- PROVIDED RECORDS:
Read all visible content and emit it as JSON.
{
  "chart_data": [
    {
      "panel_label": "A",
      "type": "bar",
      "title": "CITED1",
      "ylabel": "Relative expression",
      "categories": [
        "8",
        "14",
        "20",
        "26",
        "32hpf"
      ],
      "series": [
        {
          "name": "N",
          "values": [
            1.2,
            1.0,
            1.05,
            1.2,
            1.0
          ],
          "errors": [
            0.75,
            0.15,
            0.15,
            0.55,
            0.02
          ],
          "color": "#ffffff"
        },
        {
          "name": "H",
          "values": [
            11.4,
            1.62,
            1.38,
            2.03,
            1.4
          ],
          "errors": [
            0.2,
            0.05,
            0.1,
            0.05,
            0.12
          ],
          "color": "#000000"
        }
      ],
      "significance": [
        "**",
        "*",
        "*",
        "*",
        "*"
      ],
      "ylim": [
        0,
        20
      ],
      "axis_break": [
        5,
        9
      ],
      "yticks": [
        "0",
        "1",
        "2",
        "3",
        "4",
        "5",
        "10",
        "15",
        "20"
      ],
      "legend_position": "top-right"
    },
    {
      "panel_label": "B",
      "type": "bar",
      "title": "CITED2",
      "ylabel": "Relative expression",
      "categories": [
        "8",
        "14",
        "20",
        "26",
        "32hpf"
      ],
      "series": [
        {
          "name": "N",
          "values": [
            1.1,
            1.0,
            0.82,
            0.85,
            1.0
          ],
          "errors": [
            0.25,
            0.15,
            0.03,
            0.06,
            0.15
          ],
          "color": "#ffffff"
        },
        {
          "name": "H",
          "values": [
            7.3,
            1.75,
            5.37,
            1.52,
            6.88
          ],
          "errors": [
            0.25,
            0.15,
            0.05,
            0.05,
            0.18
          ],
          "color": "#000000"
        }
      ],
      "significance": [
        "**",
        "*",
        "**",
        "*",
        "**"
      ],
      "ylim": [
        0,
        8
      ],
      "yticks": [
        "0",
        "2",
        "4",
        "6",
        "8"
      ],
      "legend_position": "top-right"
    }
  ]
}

- OBJECTIVE:
Above are some records; extract every one of them exactly.

- TASK RESPONSE:
Read all visible content and emit it as JSON.
{
  "chart_data": [
    {
      "panel_label": "A",
      "type": "bar",
      "title": "CITED1",
      "ylabel": "Relative expression",
      "categories": [
        "8",
        "14",
        "20",
        "26",
        "32hpf"
      ],
      "series": [
        {
          "name": "N",
          "values": [
            1.2,
            1.0,
            1.05,
            1.2,
            1.0
          ],
          "errors": [
            0.75,
            0.15,
            0.15,
            0.55,
            0.02
          ],
          "color": "#ffffff"
        },
        {
          "name": "H",
          "values": [
            11.4,
            1.62,
            1.38,
            2.03,
            1.4
          ],
          "errors": [
            0.2,
            0.05,
            0.1,
            0.05,
            0.12
          ],
          "color": "#000000"
        }
      ],
      "significance": [
        "**",
        "*",
        "*",
        "*",
        "*"
      ],
      "ylim": [
        0,
        20
      ],
      "axis_break": [
        5,
        9
      ],
      "yticks": [
        "0",
        "1",
        "2",
        "3",
        "4",
        "5",
        "10",
        "15",
        "20"
      ],
      "legend_position": "top-right"
    },
    {
      "panel_label": "B",
      "type": "bar",
      "title": "CITED2",
      "ylabel": "Relative expression",
      "categories": [
        "8",
        "14",
        "20",
        "26",
        "32hpf"
      ],
      "series": [
        {
          "name": "N",
          "values": [
            1.1,
            1.0,
            0.82,
            0.85,
            1.0
          ],
          "errors": [
            0.25,
            0.15,
            0.03,
            0.06,
            0.15
          ],
          "color": "#ffffff"
        },
        {
          "name": "H",
          "values": [
            7.3,
            1.75,
            5.37,
            1.52,
            6.88
          ],
          "errors": [
            0.25,
            0.15,
            0.05,
            0.05,
            0.18
          ],
          "color": "#000000"
        }
      ],
      "significance": [
        "**",
        "*",
        "**",
        "*",
        "**"
      ],
      "ylim": [
        0,
        8
      ],
      "yticks": [
        "0",
        "2",
        "4",
        "6",
        "8"
      ],
      "legend_position": "top-right"
    }
  ]
}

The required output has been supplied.